Written instruction
Wherever the word "ByLayer" appears in a line, copy that line.

Collected data entries
◇ ◇ ◇
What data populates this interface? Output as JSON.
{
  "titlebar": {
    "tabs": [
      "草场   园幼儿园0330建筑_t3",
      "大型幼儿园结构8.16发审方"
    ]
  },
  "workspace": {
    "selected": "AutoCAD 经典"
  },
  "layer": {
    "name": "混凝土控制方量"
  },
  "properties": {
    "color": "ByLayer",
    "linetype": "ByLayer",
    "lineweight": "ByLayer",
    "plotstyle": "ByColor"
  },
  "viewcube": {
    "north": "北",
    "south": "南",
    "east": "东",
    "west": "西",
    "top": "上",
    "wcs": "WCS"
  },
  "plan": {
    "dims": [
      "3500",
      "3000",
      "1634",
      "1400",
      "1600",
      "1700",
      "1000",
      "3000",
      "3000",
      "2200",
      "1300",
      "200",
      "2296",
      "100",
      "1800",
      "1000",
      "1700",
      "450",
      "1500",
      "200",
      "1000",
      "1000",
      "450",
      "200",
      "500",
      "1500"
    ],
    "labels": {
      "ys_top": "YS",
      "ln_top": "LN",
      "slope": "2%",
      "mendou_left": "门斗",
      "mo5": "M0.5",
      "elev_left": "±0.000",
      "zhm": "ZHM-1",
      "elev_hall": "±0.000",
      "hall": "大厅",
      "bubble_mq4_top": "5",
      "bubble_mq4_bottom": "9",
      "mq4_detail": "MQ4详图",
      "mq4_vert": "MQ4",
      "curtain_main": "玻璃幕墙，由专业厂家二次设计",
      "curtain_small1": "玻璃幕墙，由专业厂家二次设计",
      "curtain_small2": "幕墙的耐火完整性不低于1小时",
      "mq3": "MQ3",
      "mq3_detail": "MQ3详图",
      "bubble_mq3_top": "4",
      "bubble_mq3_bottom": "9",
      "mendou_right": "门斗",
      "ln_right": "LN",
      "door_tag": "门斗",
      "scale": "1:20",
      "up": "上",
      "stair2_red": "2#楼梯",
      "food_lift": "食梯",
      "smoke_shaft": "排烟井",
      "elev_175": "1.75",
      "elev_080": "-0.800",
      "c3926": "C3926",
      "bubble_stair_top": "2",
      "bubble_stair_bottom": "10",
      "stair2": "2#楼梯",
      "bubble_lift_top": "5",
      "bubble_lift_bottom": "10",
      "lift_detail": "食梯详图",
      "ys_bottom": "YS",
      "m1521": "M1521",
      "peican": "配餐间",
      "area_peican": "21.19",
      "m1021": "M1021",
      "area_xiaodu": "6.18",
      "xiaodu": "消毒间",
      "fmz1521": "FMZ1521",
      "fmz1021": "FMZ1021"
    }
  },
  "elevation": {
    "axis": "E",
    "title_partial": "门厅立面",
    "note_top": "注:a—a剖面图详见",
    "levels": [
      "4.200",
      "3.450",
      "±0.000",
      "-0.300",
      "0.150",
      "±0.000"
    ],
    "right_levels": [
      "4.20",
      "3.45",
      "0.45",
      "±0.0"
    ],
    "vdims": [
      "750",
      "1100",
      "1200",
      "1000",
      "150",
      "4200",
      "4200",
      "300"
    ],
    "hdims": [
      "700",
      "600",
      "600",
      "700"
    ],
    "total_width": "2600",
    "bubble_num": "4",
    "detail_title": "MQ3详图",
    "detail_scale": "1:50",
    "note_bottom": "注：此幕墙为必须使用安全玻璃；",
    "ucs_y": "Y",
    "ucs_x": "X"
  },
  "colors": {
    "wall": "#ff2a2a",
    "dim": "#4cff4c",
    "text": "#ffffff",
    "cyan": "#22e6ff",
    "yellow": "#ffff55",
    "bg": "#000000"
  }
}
◇ ◇ ◇
Solution for this exercise
    "color": "ByLayer",
    "linetype": "ByLayer",
    "lineweight": "ByLayer",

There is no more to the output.